__DIRECTIONS__: Exactly repeat the full listing that follows.

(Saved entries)

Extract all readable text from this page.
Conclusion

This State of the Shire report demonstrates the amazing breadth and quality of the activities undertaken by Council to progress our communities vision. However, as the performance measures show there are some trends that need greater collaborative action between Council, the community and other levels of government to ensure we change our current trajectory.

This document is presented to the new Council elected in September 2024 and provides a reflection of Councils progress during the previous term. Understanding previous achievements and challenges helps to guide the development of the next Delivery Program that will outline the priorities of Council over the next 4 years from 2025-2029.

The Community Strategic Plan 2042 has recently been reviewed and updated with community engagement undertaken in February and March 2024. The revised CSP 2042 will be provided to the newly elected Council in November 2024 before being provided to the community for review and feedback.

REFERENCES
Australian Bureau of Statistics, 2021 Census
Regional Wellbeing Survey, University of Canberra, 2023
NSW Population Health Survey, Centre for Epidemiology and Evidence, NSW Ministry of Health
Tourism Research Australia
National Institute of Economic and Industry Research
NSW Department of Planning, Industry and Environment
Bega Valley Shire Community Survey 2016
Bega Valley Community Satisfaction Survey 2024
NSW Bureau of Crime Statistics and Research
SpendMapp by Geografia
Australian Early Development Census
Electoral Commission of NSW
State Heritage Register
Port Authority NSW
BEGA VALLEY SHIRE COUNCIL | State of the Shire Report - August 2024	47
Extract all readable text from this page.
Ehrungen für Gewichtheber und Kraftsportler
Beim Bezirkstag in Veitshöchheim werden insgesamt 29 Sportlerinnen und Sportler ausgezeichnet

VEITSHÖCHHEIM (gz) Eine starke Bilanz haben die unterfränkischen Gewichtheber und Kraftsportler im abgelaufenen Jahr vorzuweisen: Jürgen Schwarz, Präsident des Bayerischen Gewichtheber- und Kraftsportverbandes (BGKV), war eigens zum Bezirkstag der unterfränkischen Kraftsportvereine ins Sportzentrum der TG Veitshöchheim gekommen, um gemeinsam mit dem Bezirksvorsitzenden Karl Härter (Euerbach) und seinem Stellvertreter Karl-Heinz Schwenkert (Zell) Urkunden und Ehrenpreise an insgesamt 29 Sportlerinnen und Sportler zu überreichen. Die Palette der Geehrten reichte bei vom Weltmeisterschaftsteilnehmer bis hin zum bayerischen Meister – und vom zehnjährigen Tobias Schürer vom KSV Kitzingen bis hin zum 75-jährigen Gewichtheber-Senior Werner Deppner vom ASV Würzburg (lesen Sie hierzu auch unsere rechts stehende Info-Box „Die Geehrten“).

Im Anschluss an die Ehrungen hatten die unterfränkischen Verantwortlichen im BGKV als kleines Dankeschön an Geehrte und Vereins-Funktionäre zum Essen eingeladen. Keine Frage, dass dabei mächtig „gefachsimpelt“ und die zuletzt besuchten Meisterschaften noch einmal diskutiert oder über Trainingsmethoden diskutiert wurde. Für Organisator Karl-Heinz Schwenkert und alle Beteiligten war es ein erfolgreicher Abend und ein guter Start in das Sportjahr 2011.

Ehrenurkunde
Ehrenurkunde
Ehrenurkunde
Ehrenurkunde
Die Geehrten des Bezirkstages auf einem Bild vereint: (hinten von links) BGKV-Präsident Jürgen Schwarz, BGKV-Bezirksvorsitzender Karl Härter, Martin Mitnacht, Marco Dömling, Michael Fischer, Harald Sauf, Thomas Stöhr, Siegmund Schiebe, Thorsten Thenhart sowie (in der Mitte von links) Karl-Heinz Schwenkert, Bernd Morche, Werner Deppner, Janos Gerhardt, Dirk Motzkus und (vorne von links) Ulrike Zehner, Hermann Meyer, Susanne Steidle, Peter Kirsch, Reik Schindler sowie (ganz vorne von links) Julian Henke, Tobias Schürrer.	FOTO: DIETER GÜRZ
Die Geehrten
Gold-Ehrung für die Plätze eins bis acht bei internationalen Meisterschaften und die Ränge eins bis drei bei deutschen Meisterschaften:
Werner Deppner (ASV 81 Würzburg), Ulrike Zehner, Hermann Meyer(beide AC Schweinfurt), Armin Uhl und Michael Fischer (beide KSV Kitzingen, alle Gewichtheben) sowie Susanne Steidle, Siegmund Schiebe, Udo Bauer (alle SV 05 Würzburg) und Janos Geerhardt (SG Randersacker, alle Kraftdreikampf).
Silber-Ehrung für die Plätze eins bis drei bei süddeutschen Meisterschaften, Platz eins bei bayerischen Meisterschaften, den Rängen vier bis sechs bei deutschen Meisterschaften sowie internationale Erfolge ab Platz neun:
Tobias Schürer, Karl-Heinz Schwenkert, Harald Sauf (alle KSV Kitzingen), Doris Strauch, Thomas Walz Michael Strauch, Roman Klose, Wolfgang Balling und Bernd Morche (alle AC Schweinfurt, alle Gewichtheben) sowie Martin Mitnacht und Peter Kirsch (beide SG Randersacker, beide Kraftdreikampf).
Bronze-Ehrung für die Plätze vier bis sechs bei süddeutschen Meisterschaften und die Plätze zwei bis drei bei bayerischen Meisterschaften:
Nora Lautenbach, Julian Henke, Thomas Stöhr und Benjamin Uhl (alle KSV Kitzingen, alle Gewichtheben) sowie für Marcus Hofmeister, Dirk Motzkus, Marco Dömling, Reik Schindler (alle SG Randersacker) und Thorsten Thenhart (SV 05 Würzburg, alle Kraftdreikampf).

__EXERCISE OUTPUT__:
Extract all readable text from this page.
Conclusion

This State of the Shire report demonstrates the amazing breadth and quality of the activities undertaken by Council to progress our communities vision. However, as the performance measures show there are some trends that need greater collaborative action between Council, the community and other levels of government to ensure we change our current trajectory.

This document is presented to the new Council elected in September 2024 and provides a reflection of Councils progress during the previous term. Understanding previous achievements and challenges helps to guide the development of the next Delivery Program that will outline the priorities of Council over the next 4 years from 2025-2029.

The Community Strategic Plan 2042 has recently been reviewed and updated with community engagement undertaken in February and March 2024. The revised CSP 2042 will be provided to the newly elected Council in November 2024 before being provided to the community for review and feedback.

REFERENCES
Australian Bureau of Statistics, 2021 Census
Regional Wellbeing Survey, University of Canberra, 2023
NSW Population Health Survey, Centre for Epidemiology and Evidence, NSW Ministry of Health
Tourism Research Australia
National Institute of Economic and Industry Research
NSW Department of Planning, Industry and Environment
Bega Valley Shire Community Survey 2016
Bega Valley Community Satisfaction Survey 2024
NSW Bureau of Crime Statistics and Research
SpendMapp by Geografia
Australian Early Development Census
Electoral Commission of NSW
State Heritage Register
Port Authority NSW
BEGA VALLEY SHIRE COUNCIL | State of the Shire Report - August 2024	47
Extract all readable text from this page.
Ehrungen für Gewichtheber und Kraftsportler
Beim Bezirkstag in Veitshöchheim werden insgesamt 29 Sportlerinnen und Sportler ausgezeichnet

VEITSHÖCHHEIM (gz) Eine starke Bilanz haben die unterfränkischen Gewichtheber und Kraftsportler im abgelaufenen Jahr vorzuweisen: Jürgen Schwarz, Präsident des Bayerischen Gewichtheber- und Kraftsportverbandes (BGKV), war eigens zum Bezirkstag der unterfränkischen Kraftsportvereine ins Sportzentrum der TG Veitshöchheim gekommen, um gemeinsam mit dem Bezirksvorsitzenden Karl Härter (Euerbach) und seinem Stellvertreter Karl-Heinz Schwenkert (Zell) Urkunden und Ehrenpreise an insgesamt 29 Sportlerinnen und Sportler zu überreichen. Die Palette der Geehrten reichte bei vom Weltmeisterschaftsteilnehmer bis hin zum bayerischen Meister – und vom zehnjährigen Tobias Schürer vom KSV Kitzingen bis hin zum 75-jährigen Gewichtheber-Senior Werner Deppner vom ASV Würzburg (lesen Sie hierzu auch unsere rechts stehende Info-Box „Die Geehrten“).

Im Anschluss an die Ehrungen hatten die unterfränkischen Verantwortlichen im BGKV als kleines Dankeschön an Geehrte und Vereins-Funktionäre zum Essen eingeladen. Keine Frage, dass dabei mächtig „gefachsimpelt“ und die zuletzt besuchten Meisterschaften noch einmal diskutiert oder über Trainingsmethoden diskutiert wurde. Für Organisator Karl-Heinz Schwenkert und alle Beteiligten war es ein erfolgreicher Abend und ein guter Start in das Sportjahr 2011.

Ehrenurkunde
Ehrenurkunde
Ehrenurkunde
Ehrenurkunde
Die Geehrten des Bezirkstages auf einem Bild vereint: (hinten von links) BGKV-Präsident Jürgen Schwarz, BGKV-Bezirksvorsitzender Karl Härter, Martin Mitnacht, Marco Dömling, Michael Fischer, Harald Sauf, Thomas Stöhr, Siegmund Schiebe, Thorsten Thenhart sowie (in der Mitte von links) Karl-Heinz Schwenkert, Bernd Morche, Werner Deppner, Janos Gerhardt, Dirk Motzkus und (vorne von links) Ulrike Zehner, Hermann Meyer, Susanne Steidle, Peter Kirsch, Reik Schindler sowie (ganz vorne von links) Julian Henke, Tobias Schürrer.	FOTO: DIETER GÜRZ
Die Geehrten
Gold-Ehrung für die Plätze eins bis acht bei internationalen Meisterschaften und die Ränge eins bis drei bei deutschen Meisterschaften:
Werner Deppner (ASV 81 Würzburg), Ulrike Zehner, Hermann Meyer(beide AC Schweinfurt), Armin Uhl und Michael Fischer (beide KSV Kitzingen, alle Gewichtheben) sowie Susanne Steidle, Siegmund Schiebe, Udo Bauer (alle SV 05 Würzburg) und Janos Geerhardt (SG Randersacker, alle Kraftdreikampf).
Silber-Ehrung für die Plätze eins bis drei bei süddeutschen Meisterschaften, Platz eins bei bayerischen Meisterschaften, den Rängen vier bis sechs bei deutschen Meisterschaften sowie internationale Erfolge ab Platz neun:
Tobias Schürer, Karl-Heinz Schwenkert, Harald Sauf (alle KSV Kitzingen), Doris Strauch, Thomas Walz Michael Strauch, Roman Klose, Wolfgang Balling und Bernd Morche (alle AC Schweinfurt, alle Gewichtheben) sowie Martin Mitnacht und Peter Kirsch (beide SG Randersacker, beide Kraftdreikampf).
Bronze-Ehrung für die Plätze vier bis sechs bei süddeutschen Meisterschaften und die Plätze zwei bis drei bei bayerischen Meisterschaften:
Nora Lautenbach, Julian Henke, Thomas Stöhr und Benjamin Uhl (alle KSV Kitzingen, alle Gewichtheben) sowie für Marcus Hofmeister, Dirk Motzkus, Marco Dömling, Reik Schindler (alle SG Randersacker) und Thorsten Thenhart (SV 05 Würzburg, alle Kraftdreikampf).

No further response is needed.